Identify all lines below that hold "true" and collect them.

[Dataset listings of figures]

%%

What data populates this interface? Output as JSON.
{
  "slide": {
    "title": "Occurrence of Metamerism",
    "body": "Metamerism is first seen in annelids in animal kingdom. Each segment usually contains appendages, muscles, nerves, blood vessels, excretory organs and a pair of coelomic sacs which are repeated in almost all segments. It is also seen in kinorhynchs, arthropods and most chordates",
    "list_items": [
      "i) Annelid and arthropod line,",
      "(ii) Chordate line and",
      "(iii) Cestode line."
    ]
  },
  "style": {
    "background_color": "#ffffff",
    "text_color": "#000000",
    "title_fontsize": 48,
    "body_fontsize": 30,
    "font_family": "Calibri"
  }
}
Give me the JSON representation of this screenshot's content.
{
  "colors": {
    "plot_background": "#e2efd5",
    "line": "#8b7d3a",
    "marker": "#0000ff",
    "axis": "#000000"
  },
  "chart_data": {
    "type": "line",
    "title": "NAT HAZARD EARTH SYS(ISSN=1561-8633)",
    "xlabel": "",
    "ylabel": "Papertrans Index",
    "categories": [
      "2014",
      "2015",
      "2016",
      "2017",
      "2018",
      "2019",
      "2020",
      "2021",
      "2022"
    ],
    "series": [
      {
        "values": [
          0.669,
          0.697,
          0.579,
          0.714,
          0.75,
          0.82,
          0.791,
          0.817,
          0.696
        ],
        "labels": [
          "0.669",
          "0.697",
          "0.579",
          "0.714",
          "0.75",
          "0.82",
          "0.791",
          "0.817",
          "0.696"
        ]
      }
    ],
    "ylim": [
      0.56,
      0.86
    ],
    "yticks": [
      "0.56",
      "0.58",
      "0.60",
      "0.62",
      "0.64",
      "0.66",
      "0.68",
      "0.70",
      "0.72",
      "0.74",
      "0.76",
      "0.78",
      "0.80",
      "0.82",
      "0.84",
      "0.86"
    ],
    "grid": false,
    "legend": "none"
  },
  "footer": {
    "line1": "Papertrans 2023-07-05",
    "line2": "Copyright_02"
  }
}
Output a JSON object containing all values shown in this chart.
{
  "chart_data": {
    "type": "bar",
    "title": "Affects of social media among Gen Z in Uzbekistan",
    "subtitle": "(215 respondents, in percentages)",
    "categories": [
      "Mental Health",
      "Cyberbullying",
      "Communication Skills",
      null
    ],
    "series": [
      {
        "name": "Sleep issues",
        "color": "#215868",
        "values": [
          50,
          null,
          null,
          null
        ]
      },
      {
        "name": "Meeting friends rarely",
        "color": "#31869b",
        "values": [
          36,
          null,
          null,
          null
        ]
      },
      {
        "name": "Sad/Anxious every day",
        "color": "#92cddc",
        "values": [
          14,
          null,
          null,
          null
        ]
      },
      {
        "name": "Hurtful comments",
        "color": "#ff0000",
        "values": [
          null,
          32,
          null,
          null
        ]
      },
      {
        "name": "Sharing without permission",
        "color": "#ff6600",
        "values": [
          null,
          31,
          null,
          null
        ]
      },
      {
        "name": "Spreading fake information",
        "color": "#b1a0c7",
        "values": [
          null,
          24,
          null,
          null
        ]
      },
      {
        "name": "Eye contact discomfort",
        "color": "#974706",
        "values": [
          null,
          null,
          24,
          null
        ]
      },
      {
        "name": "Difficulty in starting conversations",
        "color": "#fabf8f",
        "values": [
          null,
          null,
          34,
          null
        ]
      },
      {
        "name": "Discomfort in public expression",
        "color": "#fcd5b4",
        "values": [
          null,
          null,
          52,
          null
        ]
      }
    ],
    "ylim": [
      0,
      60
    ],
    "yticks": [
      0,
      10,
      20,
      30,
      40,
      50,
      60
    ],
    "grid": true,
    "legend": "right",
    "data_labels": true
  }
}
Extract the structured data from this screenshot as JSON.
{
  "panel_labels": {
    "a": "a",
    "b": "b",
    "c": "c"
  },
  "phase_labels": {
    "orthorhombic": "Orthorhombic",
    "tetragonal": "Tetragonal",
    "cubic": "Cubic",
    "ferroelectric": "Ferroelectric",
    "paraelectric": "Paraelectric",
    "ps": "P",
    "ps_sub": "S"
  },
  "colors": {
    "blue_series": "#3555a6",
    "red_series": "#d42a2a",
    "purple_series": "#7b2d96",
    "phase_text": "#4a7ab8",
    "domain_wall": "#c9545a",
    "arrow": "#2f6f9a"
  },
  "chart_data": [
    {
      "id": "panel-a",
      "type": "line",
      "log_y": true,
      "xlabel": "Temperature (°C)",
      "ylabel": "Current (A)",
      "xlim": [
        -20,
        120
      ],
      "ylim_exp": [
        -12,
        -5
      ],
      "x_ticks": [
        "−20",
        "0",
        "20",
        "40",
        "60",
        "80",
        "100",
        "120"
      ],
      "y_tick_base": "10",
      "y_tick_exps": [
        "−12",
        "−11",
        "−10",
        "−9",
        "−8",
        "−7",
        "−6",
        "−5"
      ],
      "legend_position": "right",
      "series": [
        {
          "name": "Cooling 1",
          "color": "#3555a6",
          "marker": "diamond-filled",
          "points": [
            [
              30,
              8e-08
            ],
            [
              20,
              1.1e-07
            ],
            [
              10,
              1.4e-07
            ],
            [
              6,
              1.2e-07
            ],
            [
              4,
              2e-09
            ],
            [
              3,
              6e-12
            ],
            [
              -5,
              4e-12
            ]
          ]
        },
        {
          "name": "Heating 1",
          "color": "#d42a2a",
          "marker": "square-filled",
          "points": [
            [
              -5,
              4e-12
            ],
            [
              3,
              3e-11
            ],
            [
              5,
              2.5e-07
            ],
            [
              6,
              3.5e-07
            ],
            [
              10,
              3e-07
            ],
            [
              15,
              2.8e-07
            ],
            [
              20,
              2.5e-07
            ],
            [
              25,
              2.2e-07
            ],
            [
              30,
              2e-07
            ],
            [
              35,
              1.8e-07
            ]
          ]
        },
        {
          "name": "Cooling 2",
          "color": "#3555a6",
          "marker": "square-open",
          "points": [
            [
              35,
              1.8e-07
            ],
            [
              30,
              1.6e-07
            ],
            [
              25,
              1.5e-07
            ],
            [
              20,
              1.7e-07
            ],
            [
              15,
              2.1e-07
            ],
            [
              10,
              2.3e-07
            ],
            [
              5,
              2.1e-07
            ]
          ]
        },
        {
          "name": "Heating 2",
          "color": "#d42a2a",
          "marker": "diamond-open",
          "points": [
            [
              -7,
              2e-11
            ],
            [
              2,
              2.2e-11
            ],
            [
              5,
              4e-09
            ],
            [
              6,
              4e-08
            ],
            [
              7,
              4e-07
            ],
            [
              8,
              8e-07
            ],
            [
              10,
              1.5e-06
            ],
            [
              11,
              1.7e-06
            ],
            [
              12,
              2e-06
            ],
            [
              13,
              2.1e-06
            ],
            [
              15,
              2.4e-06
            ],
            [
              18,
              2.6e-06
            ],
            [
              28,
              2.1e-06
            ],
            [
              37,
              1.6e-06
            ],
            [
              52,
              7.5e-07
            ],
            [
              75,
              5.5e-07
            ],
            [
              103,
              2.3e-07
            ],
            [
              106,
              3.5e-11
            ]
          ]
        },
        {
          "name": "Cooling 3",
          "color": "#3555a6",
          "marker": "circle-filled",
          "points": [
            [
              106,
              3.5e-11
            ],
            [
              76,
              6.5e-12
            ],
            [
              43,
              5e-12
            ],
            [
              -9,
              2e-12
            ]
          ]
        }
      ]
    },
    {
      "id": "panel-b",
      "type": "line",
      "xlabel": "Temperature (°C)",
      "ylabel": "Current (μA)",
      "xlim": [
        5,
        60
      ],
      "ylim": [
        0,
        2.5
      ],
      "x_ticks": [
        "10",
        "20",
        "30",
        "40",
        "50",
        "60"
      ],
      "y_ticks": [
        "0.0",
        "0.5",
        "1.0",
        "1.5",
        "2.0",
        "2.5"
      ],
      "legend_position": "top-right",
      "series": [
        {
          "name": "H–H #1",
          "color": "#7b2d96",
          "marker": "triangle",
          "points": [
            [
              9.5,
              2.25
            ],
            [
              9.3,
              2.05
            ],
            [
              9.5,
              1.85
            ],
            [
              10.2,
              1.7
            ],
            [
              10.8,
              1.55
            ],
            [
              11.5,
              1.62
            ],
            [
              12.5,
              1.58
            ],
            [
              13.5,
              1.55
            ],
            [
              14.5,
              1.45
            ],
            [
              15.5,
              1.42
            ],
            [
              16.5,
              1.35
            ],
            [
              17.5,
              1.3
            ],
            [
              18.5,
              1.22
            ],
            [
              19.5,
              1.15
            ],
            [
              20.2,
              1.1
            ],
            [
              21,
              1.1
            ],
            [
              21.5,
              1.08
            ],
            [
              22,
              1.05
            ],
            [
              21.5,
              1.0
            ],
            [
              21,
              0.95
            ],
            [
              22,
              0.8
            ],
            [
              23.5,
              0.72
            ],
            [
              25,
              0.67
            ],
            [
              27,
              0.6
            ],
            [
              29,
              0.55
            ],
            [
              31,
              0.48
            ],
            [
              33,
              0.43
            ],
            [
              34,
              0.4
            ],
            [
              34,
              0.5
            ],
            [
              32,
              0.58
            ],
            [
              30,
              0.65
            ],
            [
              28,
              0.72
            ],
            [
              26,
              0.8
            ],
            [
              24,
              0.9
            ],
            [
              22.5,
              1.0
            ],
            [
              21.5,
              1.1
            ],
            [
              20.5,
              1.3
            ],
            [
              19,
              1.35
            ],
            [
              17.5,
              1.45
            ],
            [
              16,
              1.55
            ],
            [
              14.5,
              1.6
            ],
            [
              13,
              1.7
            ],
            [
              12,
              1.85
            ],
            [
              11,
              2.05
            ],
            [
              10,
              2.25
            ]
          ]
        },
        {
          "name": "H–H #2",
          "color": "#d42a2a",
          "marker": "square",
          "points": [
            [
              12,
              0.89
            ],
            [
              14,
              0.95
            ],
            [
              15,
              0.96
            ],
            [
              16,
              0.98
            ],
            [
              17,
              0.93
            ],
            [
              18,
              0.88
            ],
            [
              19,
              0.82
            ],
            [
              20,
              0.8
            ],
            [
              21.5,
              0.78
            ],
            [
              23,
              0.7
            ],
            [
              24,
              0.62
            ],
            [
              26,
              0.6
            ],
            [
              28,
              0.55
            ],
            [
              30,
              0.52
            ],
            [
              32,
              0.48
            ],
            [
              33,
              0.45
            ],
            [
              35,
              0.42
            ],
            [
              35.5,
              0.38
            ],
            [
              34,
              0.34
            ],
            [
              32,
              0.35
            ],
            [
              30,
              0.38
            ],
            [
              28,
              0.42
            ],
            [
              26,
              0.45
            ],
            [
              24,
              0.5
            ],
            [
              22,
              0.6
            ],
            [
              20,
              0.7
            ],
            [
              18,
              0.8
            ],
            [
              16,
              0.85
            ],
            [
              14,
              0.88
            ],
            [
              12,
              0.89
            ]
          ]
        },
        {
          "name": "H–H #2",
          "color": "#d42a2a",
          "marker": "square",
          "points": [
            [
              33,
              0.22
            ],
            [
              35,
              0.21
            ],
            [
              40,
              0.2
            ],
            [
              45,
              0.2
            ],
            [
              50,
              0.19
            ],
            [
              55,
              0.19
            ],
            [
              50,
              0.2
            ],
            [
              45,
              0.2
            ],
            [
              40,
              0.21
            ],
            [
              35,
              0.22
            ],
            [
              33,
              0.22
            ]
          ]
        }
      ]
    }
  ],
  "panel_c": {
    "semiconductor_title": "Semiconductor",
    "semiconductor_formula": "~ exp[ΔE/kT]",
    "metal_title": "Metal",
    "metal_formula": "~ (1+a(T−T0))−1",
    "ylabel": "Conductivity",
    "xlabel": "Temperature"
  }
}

%%

### Reply to the task
    "grid": true,
    "data_labels": true
      "log_y": true,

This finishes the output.